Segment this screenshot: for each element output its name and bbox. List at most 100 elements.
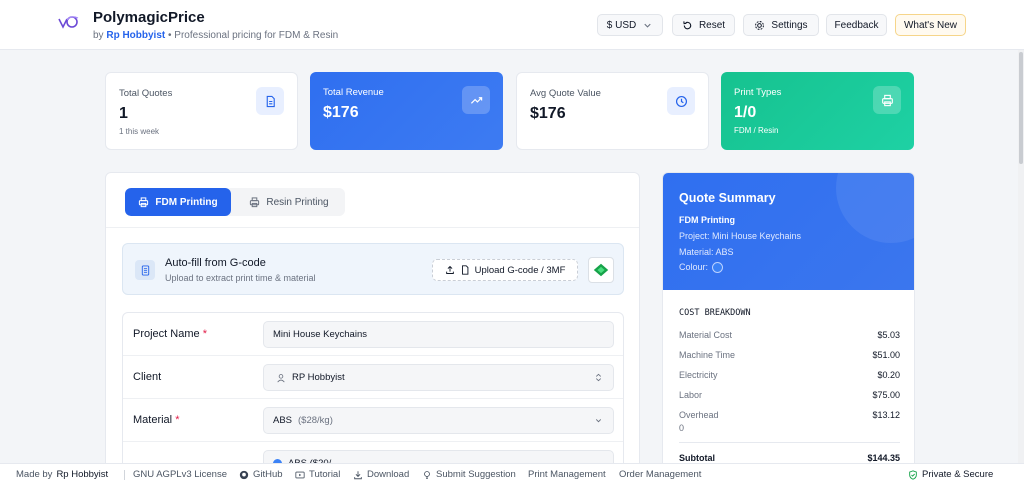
quote-fields: Project Name * Mini House Keychains Clie… bbox=[122, 312, 624, 471]
footer-order-management-link[interactable]: Order Management bbox=[619, 469, 701, 480]
user-icon bbox=[277, 373, 285, 382]
footer-suggestion-link[interactable]: Submit Suggestion bbox=[422, 469, 516, 480]
footer-print-management-link[interactable]: Print Management bbox=[528, 469, 606, 480]
stat-card-total-quotes: Total Quotes 1 1 this week bbox=[105, 72, 298, 150]
quote-summary-header: Quote Summary FDM Printing Project: Mini… bbox=[663, 173, 914, 290]
summary-material: Material: ABS bbox=[679, 247, 734, 257]
stat-label: Avg Quote Value bbox=[530, 88, 601, 99]
tagline-author[interactable]: Rp Hobbyist bbox=[106, 30, 165, 41]
cost-amount: $75.00 bbox=[872, 390, 900, 400]
material-name: ABS bbox=[273, 415, 293, 426]
stat-value: $176 bbox=[530, 105, 566, 122]
gcode-subtitle: Upload to extract print time & material bbox=[165, 273, 316, 283]
download-label: Download bbox=[367, 469, 410, 480]
license-label: GNU AGPLv3 License bbox=[133, 469, 227, 480]
stat-value: $176 bbox=[323, 104, 359, 121]
stat-label: Total Revenue bbox=[323, 87, 384, 98]
cost-row-labor: Labor $75.00 bbox=[679, 390, 900, 400]
top-bar: PolymagicPrice by Rp Hobbyist • Professi… bbox=[0, 0, 1024, 50]
app-logo[interactable] bbox=[56, 12, 82, 38]
cost-row-material: Material Cost $5.03 bbox=[679, 330, 900, 340]
stat-value: 1 bbox=[119, 105, 128, 122]
stat-label: Total Quotes bbox=[119, 88, 173, 99]
github-label: GitHub bbox=[253, 469, 283, 480]
cost-breakdown-title: COST BREAKDOWN bbox=[679, 308, 751, 318]
file-code-icon bbox=[135, 260, 155, 280]
feedback-button[interactable]: Feedback bbox=[826, 14, 887, 36]
page-scrollbar-thumb[interactable] bbox=[1019, 52, 1023, 164]
stat-card-print-types: Print Types 1/0 FDM / Resin bbox=[721, 72, 914, 150]
slicer-badge-icon[interactable] bbox=[588, 257, 614, 283]
quote-summary-title: Quote Summary bbox=[679, 191, 776, 205]
cost-label: Material Cost bbox=[679, 330, 733, 340]
reset-label: Reset bbox=[698, 19, 726, 31]
settings-button[interactable]: Settings bbox=[743, 14, 819, 36]
summary-colour-label: Colour: bbox=[679, 262, 709, 272]
gear-icon bbox=[755, 20, 765, 30]
summary-print-type: FDM Printing bbox=[679, 215, 735, 225]
made-by-name[interactable]: Rp Hobbyist bbox=[56, 469, 108, 480]
tab-label: FDM Printing bbox=[155, 196, 218, 208]
order-management-label: Order Management bbox=[619, 469, 702, 480]
stat-label: Print Types bbox=[734, 87, 782, 98]
quote-summary-panel: Quote Summary FDM Printing Project: Mini… bbox=[662, 172, 915, 472]
settings-label: Settings bbox=[771, 19, 808, 31]
app-tagline: by Rp Hobbyist • Professional pricing fo… bbox=[93, 30, 338, 41]
field-row-client: Client RP Hobbyist bbox=[123, 356, 623, 399]
feedback-label: Feedback bbox=[834, 19, 879, 31]
project-name-input[interactable]: Mini House Keychains bbox=[263, 321, 614, 348]
printer-icon bbox=[139, 196, 149, 207]
material-label: Material * bbox=[133, 414, 180, 426]
upload-gcode-button[interactable]: Upload G-code / 3MF bbox=[432, 259, 578, 281]
tab-resin-printing[interactable]: Resin Printing bbox=[233, 188, 345, 216]
github-icon bbox=[239, 470, 249, 479]
subtotal-amount: $144.35 bbox=[867, 453, 900, 463]
colour-swatch bbox=[712, 262, 724, 274]
footer-divider bbox=[124, 470, 125, 480]
lightbulb-icon bbox=[424, 470, 430, 479]
tab-fdm-printing[interactable]: FDM Printing bbox=[125, 188, 231, 216]
stat-sub: 1 this week bbox=[119, 127, 160, 136]
summary-colour: Colour: bbox=[679, 262, 724, 274]
project-name-label: Project Name * bbox=[133, 328, 207, 340]
cost-row-overhead: Overhead $13.12 bbox=[679, 410, 900, 420]
quote-form-panel: FDM Printing Resin Printing Auto-fill fr… bbox=[105, 172, 640, 472]
stat-card-total-revenue: Total Revenue $176 bbox=[310, 72, 503, 150]
video-icon bbox=[295, 471, 305, 478]
gcode-title: Auto-fill from G-code bbox=[165, 257, 266, 269]
chevron-up-down-icon bbox=[595, 373, 602, 382]
cost-row-machine-time: Machine Time $51.00 bbox=[679, 350, 900, 360]
whats-new-button[interactable]: What's New bbox=[895, 14, 966, 36]
cost-row-overhead-extra: 0 bbox=[679, 423, 685, 433]
footer-license-link[interactable]: GNU AGPLv3 License bbox=[133, 469, 227, 480]
tutorial-label: Tutorial bbox=[309, 469, 341, 480]
app-title: PolymagicPrice bbox=[93, 9, 205, 26]
currency-select[interactable]: $ USD bbox=[597, 14, 663, 36]
client-select[interactable]: RP Hobbyist bbox=[263, 364, 614, 391]
footer-tutorial-link[interactable]: Tutorial bbox=[295, 469, 340, 480]
header-decoration bbox=[836, 173, 914, 243]
tagline-text: • Professional pricing for FDM & Resin bbox=[168, 30, 339, 41]
shield-icon bbox=[909, 469, 917, 480]
tagline-by-prefix: by bbox=[93, 30, 104, 41]
stat-sub: FDM / Resin bbox=[734, 126, 779, 135]
suggestion-label: Submit Suggestion bbox=[436, 469, 516, 480]
footer-download-link[interactable]: Download bbox=[353, 469, 409, 480]
download-icon bbox=[354, 470, 362, 479]
panel-divider bbox=[106, 227, 639, 228]
reset-icon bbox=[683, 20, 692, 29]
reset-button[interactable]: Reset bbox=[672, 14, 735, 36]
document-icon bbox=[256, 87, 284, 115]
footer-made-by: Made by Rp Hobbyist bbox=[16, 469, 108, 480]
cost-amount: $13.12 bbox=[872, 410, 900, 420]
footer-github-link[interactable]: GitHub bbox=[239, 469, 283, 480]
footer-privacy-badge: Private & Secure bbox=[908, 469, 993, 480]
subtotal-label: Subtotal bbox=[679, 453, 715, 463]
field-label-text: Project Name bbox=[133, 328, 200, 340]
field-row-material: Material * ABS ($28/kg) bbox=[123, 399, 623, 442]
cost-row-subtotal: Subtotal $144.35 bbox=[679, 453, 900, 463]
whats-new-label: What's New bbox=[903, 19, 958, 31]
trending-up-icon bbox=[462, 86, 490, 114]
footer-bar: Made by Rp Hobbyist GNU AGPLv3 License G… bbox=[0, 463, 1024, 485]
material-select[interactable]: ABS ($28/kg) bbox=[263, 407, 614, 434]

Challenge — Copy out the data from the line with "quote-fields: Project Name" to the line with "download-label: Download bbox=[367, 469, 410, 480]", unchanged.

Reply —
quote-fields: Project Name * Mini House Keychains Clie… bbox=[122, 312, 624, 471]
footer-order-management-link[interactable]: Order Management bbox=[619, 469, 701, 480]
user-icon bbox=[277, 373, 285, 382]
footer-suggestion-link[interactable]: Submit Suggestion bbox=[422, 469, 516, 480]
footer-print-management-link[interactable]: Print Management bbox=[528, 469, 606, 480]
stat-card-total-quotes: Total Quotes 1 1 this week bbox=[105, 72, 298, 150]
quote-summary-header: Quote Summary FDM Printing Project: Mini… bbox=[663, 173, 914, 290]
summary-material: Material: ABS bbox=[679, 247, 734, 257]
stat-label: Avg Quote Value bbox=[530, 88, 601, 99]
tagline-author[interactable]: Rp Hobbyist bbox=[106, 30, 165, 41]
cost-amount: $75.00 bbox=[872, 390, 900, 400]
material-name: ABS bbox=[273, 415, 293, 426]
stat-value: $176 bbox=[530, 105, 566, 122]
gcode-subtitle: Upload to extract print time & material bbox=[165, 273, 316, 283]
download-label: Download bbox=[367, 469, 410, 480]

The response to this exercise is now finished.